Exactly the lines from the line that has "What does this" through the final line below are to be retyped, and the pictures are not.
■ ■ ■ ■
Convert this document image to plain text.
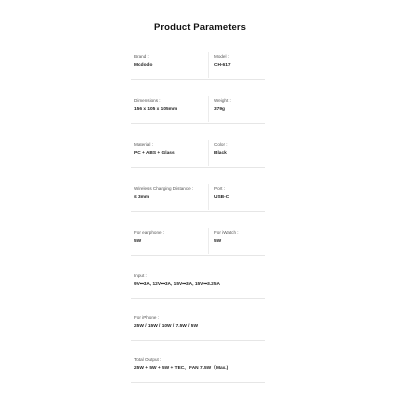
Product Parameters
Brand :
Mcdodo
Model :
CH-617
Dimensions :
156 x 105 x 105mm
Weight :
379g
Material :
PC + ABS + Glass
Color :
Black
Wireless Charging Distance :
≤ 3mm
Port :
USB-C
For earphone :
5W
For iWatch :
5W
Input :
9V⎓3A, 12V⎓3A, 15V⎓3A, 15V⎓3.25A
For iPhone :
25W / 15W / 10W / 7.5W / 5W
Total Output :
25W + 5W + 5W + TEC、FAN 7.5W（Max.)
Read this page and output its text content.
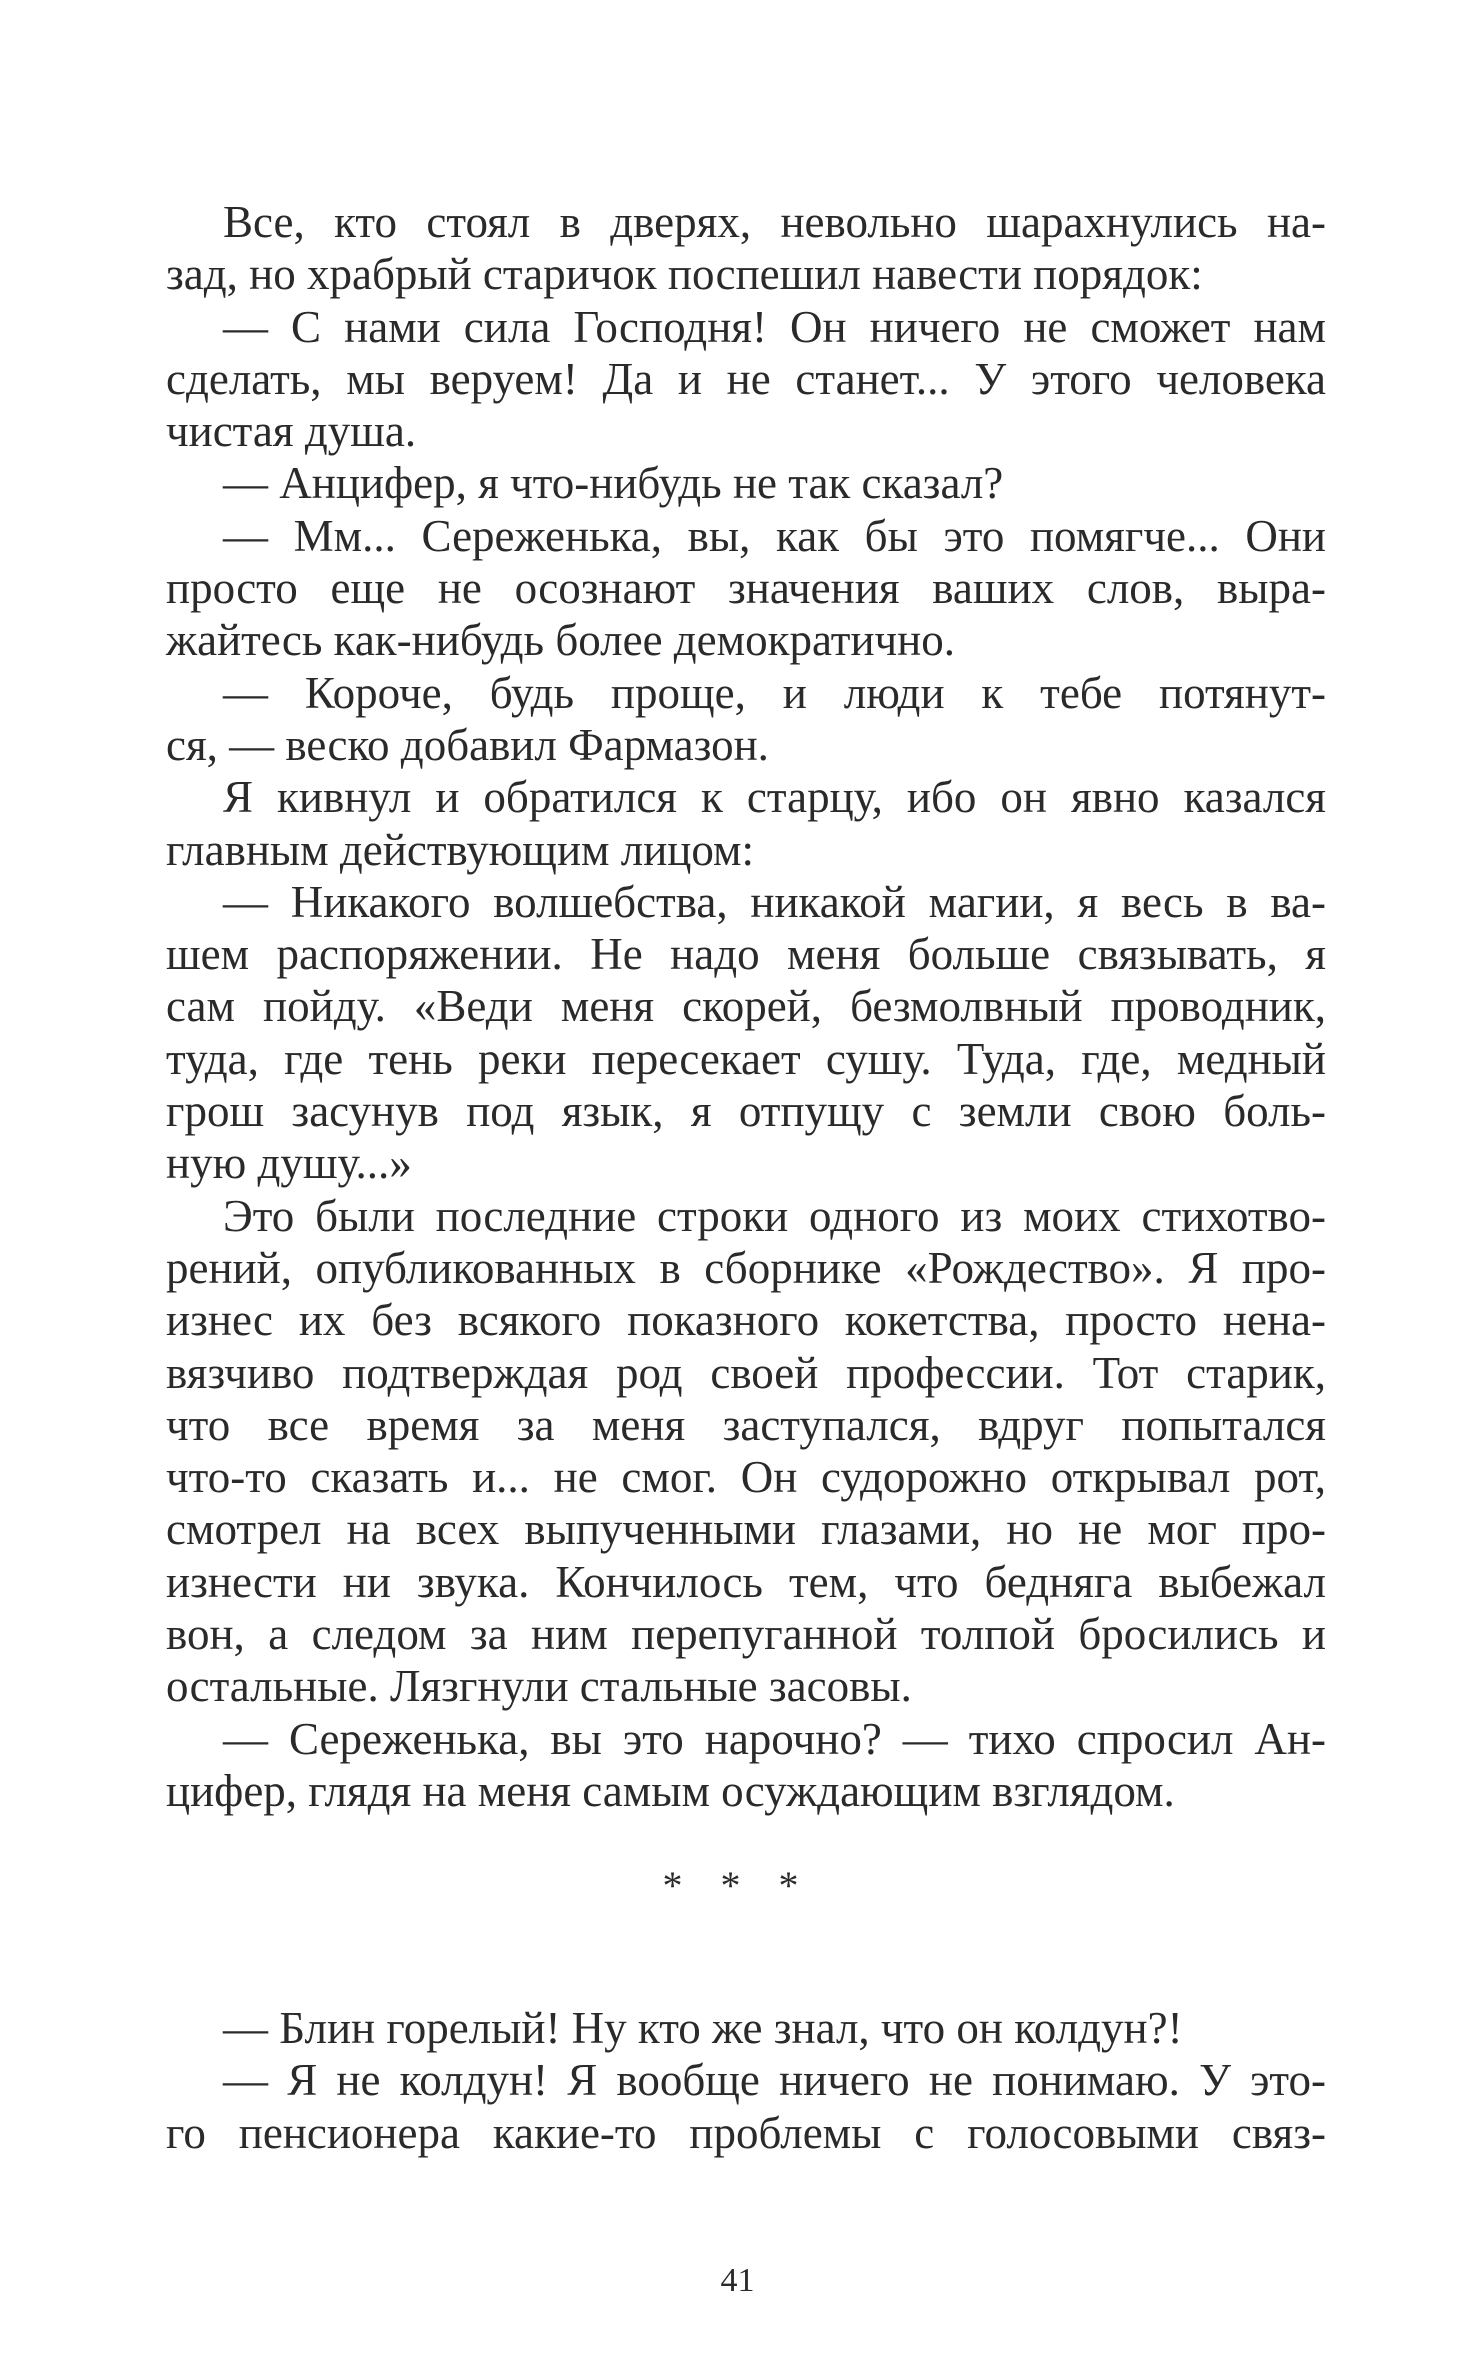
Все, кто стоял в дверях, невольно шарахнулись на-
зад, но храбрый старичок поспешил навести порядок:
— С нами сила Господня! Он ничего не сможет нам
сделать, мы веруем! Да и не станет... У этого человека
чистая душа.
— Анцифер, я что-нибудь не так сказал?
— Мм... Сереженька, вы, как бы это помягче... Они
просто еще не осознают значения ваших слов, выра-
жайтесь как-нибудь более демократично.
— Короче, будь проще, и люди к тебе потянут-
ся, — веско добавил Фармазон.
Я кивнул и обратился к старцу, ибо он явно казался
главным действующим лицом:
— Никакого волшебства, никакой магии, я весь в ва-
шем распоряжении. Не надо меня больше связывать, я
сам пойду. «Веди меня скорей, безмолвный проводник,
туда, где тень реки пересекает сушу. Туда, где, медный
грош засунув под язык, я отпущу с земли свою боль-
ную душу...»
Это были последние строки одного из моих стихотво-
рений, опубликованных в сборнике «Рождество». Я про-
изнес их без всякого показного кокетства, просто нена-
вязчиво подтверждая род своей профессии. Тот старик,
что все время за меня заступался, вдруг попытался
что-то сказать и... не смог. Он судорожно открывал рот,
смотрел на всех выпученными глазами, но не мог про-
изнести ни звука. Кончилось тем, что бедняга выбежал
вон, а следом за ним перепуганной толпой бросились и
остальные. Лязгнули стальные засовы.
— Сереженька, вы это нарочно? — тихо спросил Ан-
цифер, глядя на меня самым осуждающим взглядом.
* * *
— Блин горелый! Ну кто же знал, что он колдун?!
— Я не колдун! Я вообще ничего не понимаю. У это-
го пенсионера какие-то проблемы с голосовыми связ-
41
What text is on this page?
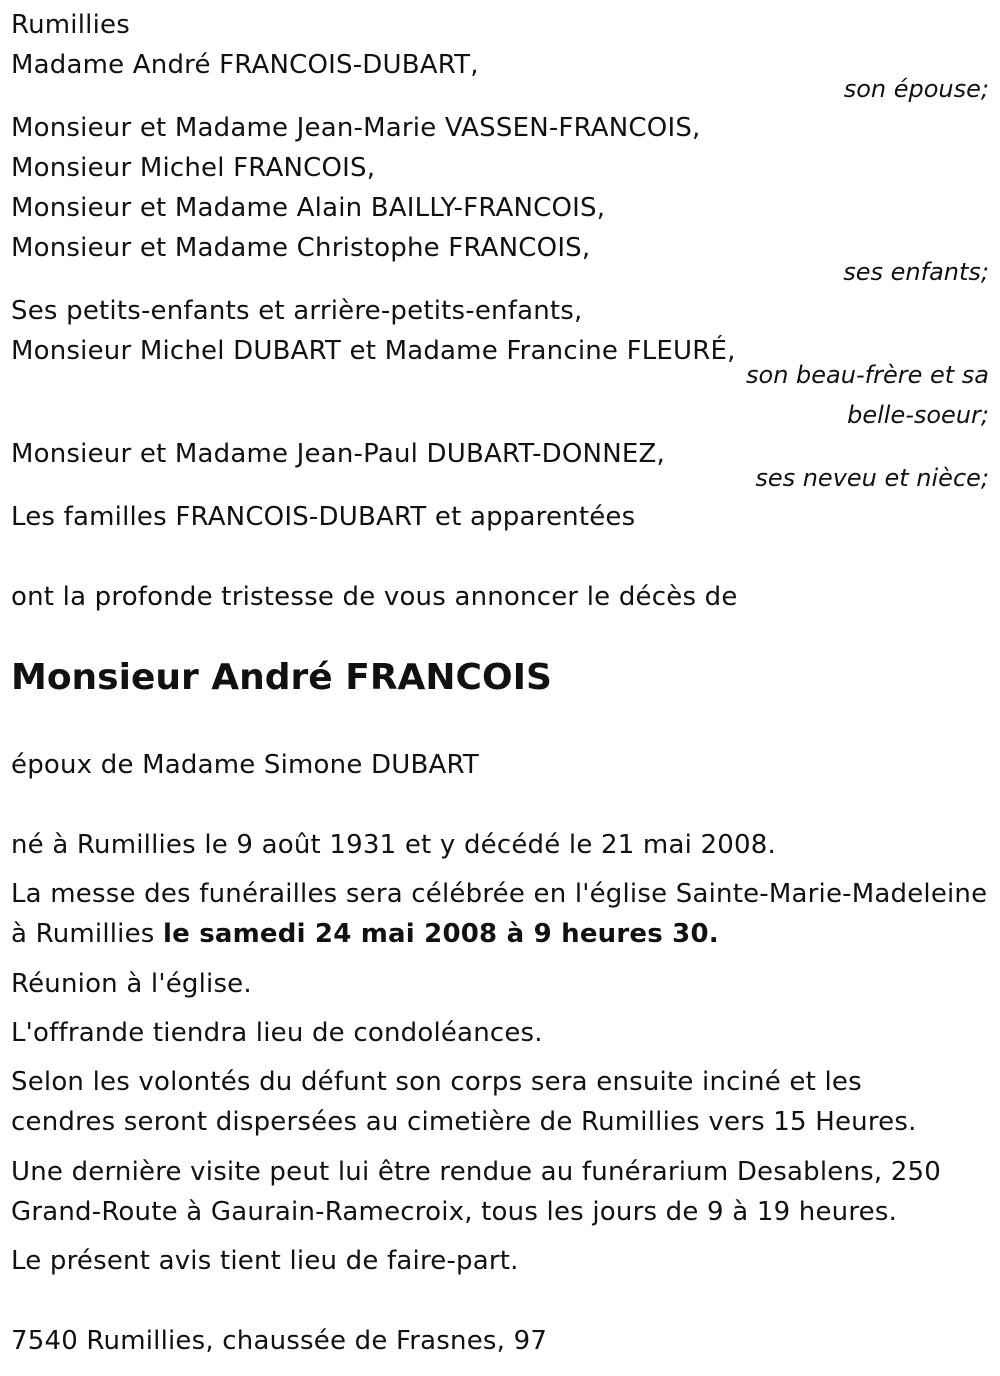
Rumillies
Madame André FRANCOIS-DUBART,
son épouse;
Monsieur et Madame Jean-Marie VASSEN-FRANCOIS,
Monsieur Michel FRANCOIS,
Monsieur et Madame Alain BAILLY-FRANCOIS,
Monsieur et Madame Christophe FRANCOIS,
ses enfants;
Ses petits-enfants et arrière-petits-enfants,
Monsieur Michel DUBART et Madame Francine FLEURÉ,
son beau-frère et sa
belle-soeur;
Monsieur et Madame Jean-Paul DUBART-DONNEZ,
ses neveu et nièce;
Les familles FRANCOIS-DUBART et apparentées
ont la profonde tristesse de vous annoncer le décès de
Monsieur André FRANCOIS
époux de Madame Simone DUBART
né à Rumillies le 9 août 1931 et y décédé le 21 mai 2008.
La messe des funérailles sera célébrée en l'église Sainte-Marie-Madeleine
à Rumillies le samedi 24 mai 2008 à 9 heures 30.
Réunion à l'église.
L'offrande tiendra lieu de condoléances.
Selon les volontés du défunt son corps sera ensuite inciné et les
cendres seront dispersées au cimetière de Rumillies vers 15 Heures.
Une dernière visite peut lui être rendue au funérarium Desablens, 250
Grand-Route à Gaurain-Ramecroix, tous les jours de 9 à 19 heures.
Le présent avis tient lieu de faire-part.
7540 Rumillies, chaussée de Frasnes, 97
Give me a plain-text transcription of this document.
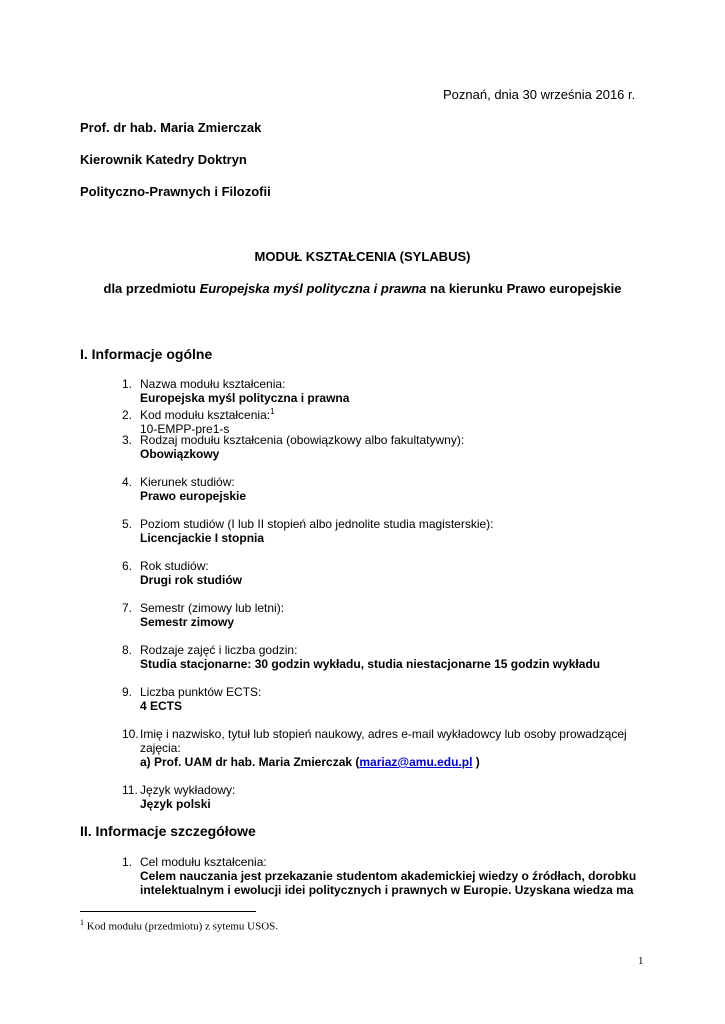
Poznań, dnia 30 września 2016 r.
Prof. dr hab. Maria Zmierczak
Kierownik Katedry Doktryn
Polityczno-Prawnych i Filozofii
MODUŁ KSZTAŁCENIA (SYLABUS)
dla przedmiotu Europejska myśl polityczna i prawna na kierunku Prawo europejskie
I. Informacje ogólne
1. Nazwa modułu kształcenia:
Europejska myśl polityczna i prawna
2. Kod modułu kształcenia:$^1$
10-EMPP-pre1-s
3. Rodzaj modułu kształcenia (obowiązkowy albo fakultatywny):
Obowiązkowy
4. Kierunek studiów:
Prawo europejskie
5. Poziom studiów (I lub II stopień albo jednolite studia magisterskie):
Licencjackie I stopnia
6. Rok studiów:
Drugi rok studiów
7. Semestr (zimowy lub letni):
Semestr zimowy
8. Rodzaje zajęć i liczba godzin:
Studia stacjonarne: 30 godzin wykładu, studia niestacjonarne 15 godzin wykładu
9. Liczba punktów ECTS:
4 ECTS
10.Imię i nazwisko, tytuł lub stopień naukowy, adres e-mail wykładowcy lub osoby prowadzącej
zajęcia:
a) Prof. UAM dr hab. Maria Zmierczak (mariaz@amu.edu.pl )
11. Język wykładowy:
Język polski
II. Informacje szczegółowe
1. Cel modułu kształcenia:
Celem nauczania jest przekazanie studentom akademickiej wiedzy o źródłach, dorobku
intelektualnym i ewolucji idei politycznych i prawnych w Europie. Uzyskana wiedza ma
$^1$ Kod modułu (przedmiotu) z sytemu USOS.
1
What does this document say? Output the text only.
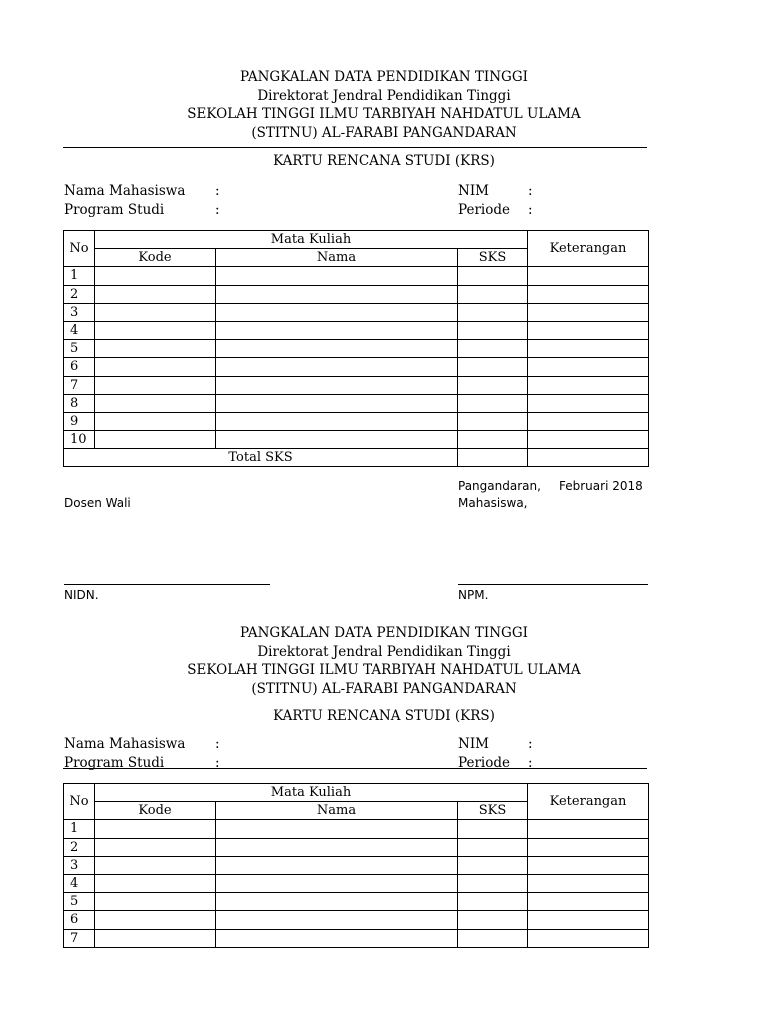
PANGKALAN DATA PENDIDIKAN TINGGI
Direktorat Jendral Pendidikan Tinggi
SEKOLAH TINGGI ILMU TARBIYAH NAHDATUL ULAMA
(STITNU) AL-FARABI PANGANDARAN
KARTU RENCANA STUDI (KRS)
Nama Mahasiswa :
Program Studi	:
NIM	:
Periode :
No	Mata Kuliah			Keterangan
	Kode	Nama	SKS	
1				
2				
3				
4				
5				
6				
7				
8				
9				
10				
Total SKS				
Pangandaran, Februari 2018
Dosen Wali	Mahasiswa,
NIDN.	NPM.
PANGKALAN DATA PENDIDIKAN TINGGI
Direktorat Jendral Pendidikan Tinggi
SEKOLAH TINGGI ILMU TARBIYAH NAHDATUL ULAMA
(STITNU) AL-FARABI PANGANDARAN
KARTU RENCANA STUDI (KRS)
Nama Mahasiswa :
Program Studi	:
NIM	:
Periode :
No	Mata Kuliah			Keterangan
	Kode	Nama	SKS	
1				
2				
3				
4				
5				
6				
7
■ ■ ■ ■
» **Solution for this task**
What does this document say? Output the text only.
PANGKALAN DATA PENDIDIKAN TINGGI
Direktorat Jendral Pendidikan Tinggi
SEKOLAH TINGGI ILMU TARBIYAH NAHDATUL ULAMA
(STITNU) AL-FARABI PANGANDARAN
KARTU RENCANA STUDI (KRS)
Nama Mahasiswa :
Program Studi	:
NIM	:
Periode :
No	Mata Kuliah			Keterangan
	Kode	Nama	SKS	
1				
2				
3				
4				
5				
6				
7				
8				
9				
10				
Total SKS				
Pangandaran, Februari 2018
Dosen Wali	Mahasiswa,
NIDN.	NPM.
PANGKALAN DATA PENDIDIKAN TINGGI
Direktorat Jendral Pendidikan Tinggi
SEKOLAH TINGGI ILMU TARBIYAH NAHDATUL ULAMA
(STITNU) AL-FARABI PANGANDARAN
KARTU RENCANA STUDI (KRS)
Nama Mahasiswa :
Program Studi	:
NIM	:
Periode :
No	Mata Kuliah			Keterangan
	Kode	Nama	SKS	
1				
2				
3				
4				
5				
6				
7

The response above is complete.